## Data for this task
···
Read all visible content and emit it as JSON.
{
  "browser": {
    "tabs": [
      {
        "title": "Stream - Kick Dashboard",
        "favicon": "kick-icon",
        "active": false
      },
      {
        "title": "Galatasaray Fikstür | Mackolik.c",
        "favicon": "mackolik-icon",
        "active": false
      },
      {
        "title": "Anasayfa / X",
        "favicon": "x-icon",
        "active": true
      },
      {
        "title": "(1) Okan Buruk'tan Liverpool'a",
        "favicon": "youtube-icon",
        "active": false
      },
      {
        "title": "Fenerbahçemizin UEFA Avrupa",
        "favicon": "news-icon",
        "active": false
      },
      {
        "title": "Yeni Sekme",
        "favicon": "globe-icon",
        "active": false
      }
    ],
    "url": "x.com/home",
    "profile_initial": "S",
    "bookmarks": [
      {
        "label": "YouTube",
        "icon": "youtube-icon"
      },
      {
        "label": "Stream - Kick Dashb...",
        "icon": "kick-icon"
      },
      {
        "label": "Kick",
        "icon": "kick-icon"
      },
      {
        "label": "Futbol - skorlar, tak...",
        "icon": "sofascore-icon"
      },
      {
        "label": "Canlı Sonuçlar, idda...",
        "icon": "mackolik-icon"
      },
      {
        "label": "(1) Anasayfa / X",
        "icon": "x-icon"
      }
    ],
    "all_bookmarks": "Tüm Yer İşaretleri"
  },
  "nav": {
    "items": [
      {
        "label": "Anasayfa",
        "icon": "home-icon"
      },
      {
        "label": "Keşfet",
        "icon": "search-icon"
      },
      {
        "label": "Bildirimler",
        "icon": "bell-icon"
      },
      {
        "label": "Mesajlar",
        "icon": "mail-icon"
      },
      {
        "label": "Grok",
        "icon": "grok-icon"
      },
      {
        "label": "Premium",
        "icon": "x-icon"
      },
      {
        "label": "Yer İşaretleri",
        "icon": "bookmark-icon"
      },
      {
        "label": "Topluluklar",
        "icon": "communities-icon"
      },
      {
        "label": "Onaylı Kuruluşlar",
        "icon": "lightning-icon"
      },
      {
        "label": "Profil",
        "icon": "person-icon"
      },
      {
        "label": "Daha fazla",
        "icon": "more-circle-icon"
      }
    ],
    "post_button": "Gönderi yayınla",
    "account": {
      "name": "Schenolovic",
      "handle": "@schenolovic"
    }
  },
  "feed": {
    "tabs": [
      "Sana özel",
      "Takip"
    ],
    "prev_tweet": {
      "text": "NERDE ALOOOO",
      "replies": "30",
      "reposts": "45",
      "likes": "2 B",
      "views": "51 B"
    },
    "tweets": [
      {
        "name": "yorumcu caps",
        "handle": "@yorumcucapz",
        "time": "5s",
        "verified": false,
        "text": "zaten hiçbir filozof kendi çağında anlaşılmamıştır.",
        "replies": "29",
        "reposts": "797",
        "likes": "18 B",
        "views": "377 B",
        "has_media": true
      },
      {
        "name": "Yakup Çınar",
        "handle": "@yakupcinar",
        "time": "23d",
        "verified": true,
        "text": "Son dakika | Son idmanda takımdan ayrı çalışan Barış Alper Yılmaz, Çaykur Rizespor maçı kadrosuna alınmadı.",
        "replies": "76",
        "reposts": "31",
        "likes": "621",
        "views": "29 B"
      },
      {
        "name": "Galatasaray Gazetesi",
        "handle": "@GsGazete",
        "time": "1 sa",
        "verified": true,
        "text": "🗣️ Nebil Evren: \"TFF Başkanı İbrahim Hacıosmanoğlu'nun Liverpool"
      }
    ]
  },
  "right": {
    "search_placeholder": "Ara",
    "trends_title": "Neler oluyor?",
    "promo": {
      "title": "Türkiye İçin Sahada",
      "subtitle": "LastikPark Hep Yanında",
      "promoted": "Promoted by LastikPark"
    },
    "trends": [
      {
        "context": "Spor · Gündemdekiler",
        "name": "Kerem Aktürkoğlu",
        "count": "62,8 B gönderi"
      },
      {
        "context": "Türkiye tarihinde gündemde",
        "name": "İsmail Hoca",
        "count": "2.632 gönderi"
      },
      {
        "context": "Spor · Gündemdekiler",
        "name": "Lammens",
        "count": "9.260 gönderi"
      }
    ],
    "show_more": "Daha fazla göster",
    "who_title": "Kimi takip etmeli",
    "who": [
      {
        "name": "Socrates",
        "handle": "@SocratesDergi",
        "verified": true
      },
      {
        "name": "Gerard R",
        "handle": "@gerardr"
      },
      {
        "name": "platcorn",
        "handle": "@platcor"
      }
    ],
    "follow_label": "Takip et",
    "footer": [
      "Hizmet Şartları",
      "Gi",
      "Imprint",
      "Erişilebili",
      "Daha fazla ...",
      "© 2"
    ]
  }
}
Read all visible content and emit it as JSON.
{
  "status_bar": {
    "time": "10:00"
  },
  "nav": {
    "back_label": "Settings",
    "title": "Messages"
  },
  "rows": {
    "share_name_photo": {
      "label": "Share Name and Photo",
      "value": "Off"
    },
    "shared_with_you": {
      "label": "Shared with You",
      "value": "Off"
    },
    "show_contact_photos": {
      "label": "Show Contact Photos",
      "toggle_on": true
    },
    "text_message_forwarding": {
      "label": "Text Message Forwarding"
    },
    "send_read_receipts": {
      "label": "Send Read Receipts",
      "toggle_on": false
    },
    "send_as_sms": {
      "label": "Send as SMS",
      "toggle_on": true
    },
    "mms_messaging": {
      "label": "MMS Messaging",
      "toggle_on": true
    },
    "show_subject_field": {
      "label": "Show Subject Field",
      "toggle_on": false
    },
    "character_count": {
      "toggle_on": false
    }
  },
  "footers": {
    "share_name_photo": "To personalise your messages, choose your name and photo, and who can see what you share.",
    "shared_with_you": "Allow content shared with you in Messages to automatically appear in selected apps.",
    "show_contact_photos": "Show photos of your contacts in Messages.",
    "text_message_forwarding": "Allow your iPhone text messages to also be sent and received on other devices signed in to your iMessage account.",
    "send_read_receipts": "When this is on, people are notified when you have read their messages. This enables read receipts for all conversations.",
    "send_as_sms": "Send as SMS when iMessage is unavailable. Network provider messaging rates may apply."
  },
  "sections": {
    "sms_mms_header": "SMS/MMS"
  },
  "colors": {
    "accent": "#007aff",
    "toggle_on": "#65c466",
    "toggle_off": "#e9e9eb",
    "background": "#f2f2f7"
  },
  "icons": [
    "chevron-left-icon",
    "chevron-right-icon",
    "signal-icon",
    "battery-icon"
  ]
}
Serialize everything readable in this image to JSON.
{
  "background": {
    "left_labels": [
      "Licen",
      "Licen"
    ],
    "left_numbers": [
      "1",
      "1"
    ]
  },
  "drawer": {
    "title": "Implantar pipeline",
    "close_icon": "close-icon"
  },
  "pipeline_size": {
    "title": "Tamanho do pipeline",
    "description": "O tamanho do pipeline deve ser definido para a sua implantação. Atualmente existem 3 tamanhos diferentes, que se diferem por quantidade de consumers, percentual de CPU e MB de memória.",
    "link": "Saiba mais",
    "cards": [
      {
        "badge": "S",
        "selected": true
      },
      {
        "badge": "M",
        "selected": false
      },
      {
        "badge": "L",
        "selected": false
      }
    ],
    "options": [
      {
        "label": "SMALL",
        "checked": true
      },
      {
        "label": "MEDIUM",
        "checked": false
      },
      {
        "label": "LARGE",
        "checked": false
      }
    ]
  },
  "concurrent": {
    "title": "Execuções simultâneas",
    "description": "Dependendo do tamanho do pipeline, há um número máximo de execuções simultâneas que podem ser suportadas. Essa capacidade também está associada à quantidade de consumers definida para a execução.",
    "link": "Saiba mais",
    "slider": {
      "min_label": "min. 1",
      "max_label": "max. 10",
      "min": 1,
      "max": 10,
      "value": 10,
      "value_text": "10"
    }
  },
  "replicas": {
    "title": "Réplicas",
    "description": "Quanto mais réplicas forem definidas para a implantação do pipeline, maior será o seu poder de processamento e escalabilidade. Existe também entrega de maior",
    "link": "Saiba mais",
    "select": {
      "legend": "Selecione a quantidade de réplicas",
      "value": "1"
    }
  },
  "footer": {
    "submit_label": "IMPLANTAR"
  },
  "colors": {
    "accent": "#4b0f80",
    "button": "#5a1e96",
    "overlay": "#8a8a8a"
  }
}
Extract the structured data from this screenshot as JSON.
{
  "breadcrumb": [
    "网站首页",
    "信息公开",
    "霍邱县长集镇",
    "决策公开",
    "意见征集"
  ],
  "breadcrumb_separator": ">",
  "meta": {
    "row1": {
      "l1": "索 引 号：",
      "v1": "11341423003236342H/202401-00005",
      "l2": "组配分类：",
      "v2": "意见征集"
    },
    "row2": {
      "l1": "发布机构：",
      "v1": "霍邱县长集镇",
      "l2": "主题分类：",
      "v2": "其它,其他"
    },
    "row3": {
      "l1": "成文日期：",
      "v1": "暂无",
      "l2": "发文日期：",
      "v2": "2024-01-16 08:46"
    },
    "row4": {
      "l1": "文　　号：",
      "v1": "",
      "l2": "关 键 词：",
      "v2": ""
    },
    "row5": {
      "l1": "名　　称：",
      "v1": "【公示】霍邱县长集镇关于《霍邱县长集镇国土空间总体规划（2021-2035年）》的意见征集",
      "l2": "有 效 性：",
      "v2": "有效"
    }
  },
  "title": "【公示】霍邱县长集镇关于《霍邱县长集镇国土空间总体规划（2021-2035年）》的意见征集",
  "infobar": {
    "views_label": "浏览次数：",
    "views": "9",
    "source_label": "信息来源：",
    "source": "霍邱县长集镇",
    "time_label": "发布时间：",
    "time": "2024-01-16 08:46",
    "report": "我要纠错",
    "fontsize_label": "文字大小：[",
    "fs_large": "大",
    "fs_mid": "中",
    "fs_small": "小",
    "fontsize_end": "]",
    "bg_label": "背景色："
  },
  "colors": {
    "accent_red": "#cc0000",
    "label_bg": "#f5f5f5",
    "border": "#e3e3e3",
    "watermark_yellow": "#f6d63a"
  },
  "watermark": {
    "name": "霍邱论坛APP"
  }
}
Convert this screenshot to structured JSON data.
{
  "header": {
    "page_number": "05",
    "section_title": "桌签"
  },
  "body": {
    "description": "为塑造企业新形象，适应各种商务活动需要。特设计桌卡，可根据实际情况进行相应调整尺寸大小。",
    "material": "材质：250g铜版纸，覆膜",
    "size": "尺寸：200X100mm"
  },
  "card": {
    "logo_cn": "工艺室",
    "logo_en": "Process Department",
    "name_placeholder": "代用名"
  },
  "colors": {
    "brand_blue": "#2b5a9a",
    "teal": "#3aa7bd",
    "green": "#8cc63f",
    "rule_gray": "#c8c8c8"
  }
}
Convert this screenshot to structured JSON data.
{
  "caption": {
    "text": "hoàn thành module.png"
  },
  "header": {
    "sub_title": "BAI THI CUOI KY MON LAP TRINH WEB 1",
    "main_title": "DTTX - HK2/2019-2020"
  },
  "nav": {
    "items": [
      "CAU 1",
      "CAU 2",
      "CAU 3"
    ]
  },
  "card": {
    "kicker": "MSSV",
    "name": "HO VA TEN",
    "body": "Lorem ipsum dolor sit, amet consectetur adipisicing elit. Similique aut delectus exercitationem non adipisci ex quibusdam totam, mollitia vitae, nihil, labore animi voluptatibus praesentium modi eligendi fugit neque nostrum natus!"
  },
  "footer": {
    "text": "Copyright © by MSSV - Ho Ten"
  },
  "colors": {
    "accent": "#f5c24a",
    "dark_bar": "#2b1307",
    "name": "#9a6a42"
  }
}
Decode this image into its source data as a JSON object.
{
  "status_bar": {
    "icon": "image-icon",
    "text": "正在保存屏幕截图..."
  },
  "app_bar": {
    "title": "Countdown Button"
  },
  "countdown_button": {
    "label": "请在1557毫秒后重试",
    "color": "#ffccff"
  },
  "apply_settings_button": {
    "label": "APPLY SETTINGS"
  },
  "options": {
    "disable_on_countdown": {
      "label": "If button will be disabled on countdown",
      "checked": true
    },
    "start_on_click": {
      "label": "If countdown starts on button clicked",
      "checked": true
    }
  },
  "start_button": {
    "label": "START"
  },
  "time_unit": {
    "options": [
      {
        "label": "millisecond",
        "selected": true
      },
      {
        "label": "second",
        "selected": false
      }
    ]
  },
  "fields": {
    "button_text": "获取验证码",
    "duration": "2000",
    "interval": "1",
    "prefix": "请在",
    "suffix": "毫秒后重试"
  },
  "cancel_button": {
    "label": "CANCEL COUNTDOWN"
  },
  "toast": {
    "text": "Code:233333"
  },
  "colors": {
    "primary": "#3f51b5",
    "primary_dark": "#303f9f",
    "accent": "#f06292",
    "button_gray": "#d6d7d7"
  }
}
···
## Your objective
Identify all lines where the word "verified" shows up. Copy them.

## Answer to the problem
        "verified": false,
        "verified": true,
        "verified": true,
        "verified": true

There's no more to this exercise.